GIVEN DATA:
"""

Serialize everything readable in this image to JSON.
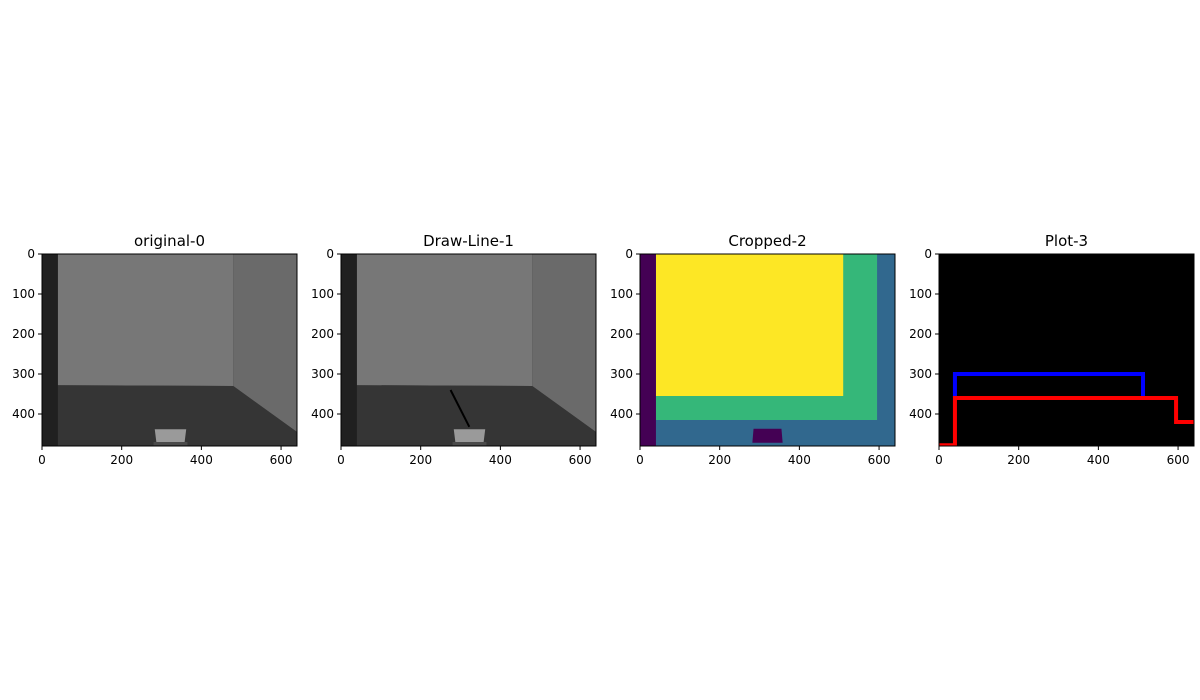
{
  "chart_data": [
    {
      "type": "image",
      "title": "original-0",
      "content": "grayscale-room",
      "xlim": [
        0,
        640
      ],
      "ylim": [
        480,
        0
      ],
      "xticks": [
        0,
        200,
        400,
        600
      ],
      "yticks": [
        0,
        100,
        200,
        300,
        400
      ],
      "xtick_labels": [
        "0",
        "200",
        "400",
        "600"
      ],
      "ytick_labels": [
        "0",
        "100",
        "200",
        "300",
        "400"
      ],
      "colors": {
        "left_strip": "#202020",
        "back_wall": "#777777",
        "right_wall": "#6a6a6a",
        "floor": "#353535",
        "object": "#9a9a9a"
      },
      "scene": {
        "left_strip_x": [
          0,
          40
        ],
        "back_wall": [
          [
            40,
            0
          ],
          [
            480,
            0
          ],
          [
            480,
            330
          ],
          [
            40,
            328
          ]
        ],
        "right_wall": [
          [
            480,
            0
          ],
          [
            640,
            0
          ],
          [
            640,
            445
          ],
          [
            480,
            330
          ]
        ],
        "floor": [
          [
            40,
            328
          ],
          [
            480,
            330
          ],
          [
            640,
            445
          ],
          [
            640,
            480
          ],
          [
            40,
            480
          ]
        ],
        "object": [
          [
            283,
            438
          ],
          [
            362,
            438
          ],
          [
            358,
            470
          ],
          [
            287,
            470
          ]
        ],
        "object_base": [
          [
            280,
            470
          ],
          [
            365,
            470
          ],
          [
            365,
            478
          ],
          [
            280,
            478
          ]
        ]
      }
    },
    {
      "type": "image",
      "title": "Draw-Line-1",
      "content": "grayscale-room-with-line",
      "xlim": [
        0,
        640
      ],
      "ylim": [
        480,
        0
      ],
      "xticks": [
        0,
        200,
        400,
        600
      ],
      "yticks": [
        0,
        100,
        200,
        300,
        400
      ],
      "xtick_labels": [
        "0",
        "200",
        "400",
        "600"
      ],
      "ytick_labels": [
        "0",
        "100",
        "200",
        "300",
        "400"
      ],
      "colors": {
        "left_strip": "#202020",
        "back_wall": "#777777",
        "right_wall": "#6a6a6a",
        "floor": "#353535",
        "object": "#9a9a9a",
        "line": "#000000"
      },
      "scene": {
        "left_strip_x": [
          0,
          40
        ],
        "back_wall": [
          [
            40,
            0
          ],
          [
            480,
            0
          ],
          [
            480,
            330
          ],
          [
            40,
            328
          ]
        ],
        "right_wall": [
          [
            480,
            0
          ],
          [
            640,
            0
          ],
          [
            640,
            445
          ],
          [
            480,
            330
          ]
        ],
        "floor": [
          [
            40,
            328
          ],
          [
            480,
            330
          ],
          [
            640,
            445
          ],
          [
            640,
            480
          ],
          [
            40,
            480
          ]
        ],
        "object": [
          [
            283,
            438
          ],
          [
            362,
            438
          ],
          [
            358,
            470
          ],
          [
            287,
            470
          ]
        ],
        "object_base": [
          [
            280,
            470
          ],
          [
            365,
            470
          ],
          [
            365,
            478
          ],
          [
            280,
            478
          ]
        ]
      },
      "line": [
        [
          275,
          340
        ],
        [
          322,
          432
        ]
      ]
    },
    {
      "type": "heatmap",
      "title": "Cropped-2",
      "content": "segmentation-mask",
      "xlim": [
        0,
        640
      ],
      "ylim": [
        480,
        0
      ],
      "xticks": [
        0,
        200,
        400,
        600
      ],
      "yticks": [
        0,
        100,
        200,
        300,
        400
      ],
      "xtick_labels": [
        "0",
        "200",
        "400",
        "600"
      ],
      "ytick_labels": [
        "0",
        "100",
        "200",
        "300",
        "400"
      ],
      "colors": {
        "dark": "#440154",
        "blue": "#31688e",
        "green": "#35b779",
        "yellow": "#fde725"
      },
      "regions": [
        {
          "color": "blue",
          "x": [
            0,
            640
          ],
          "y": [
            0,
            480
          ]
        },
        {
          "color": "green",
          "x": [
            40,
            595
          ],
          "y": [
            0,
            415
          ]
        },
        {
          "color": "yellow",
          "x": [
            40,
            510
          ],
          "y": [
            0,
            355
          ]
        },
        {
          "color": "dark",
          "x": [
            0,
            40
          ],
          "y": [
            0,
            480
          ]
        }
      ],
      "object": [
        [
          285,
          437
        ],
        [
          355,
          437
        ],
        [
          358,
          472
        ],
        [
          282,
          472
        ]
      ]
    },
    {
      "type": "line",
      "title": "Plot-3",
      "content": "bounding-lines",
      "xlim": [
        0,
        640
      ],
      "ylim": [
        480,
        0
      ],
      "xticks": [
        0,
        200,
        400,
        600
      ],
      "yticks": [
        0,
        100,
        200,
        300,
        400
      ],
      "xtick_labels": [
        "0",
        "200",
        "400",
        "600"
      ],
      "ytick_labels": [
        "0",
        "100",
        "200",
        "300",
        "400"
      ],
      "background": "#000000",
      "series": [
        {
          "color": "#0000ff",
          "x": [
            40,
            40,
            512,
            512
          ],
          "y": [
            358,
            300,
            300,
            358
          ]
        },
        {
          "color": "#ff0000",
          "x": [
            0,
            40,
            40,
            595,
            595,
            640
          ],
          "y": [
            478,
            478,
            360,
            360,
            420,
            420
          ]
        }
      ]
    }
  ]
}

"""

TASK: All lines of the data above that include the word "type" must be shown.

SOLUTION TO THIS EXERCISE:
      "type": "image",
      "type": "image",
      "type": "heatmap",
      "type": "line",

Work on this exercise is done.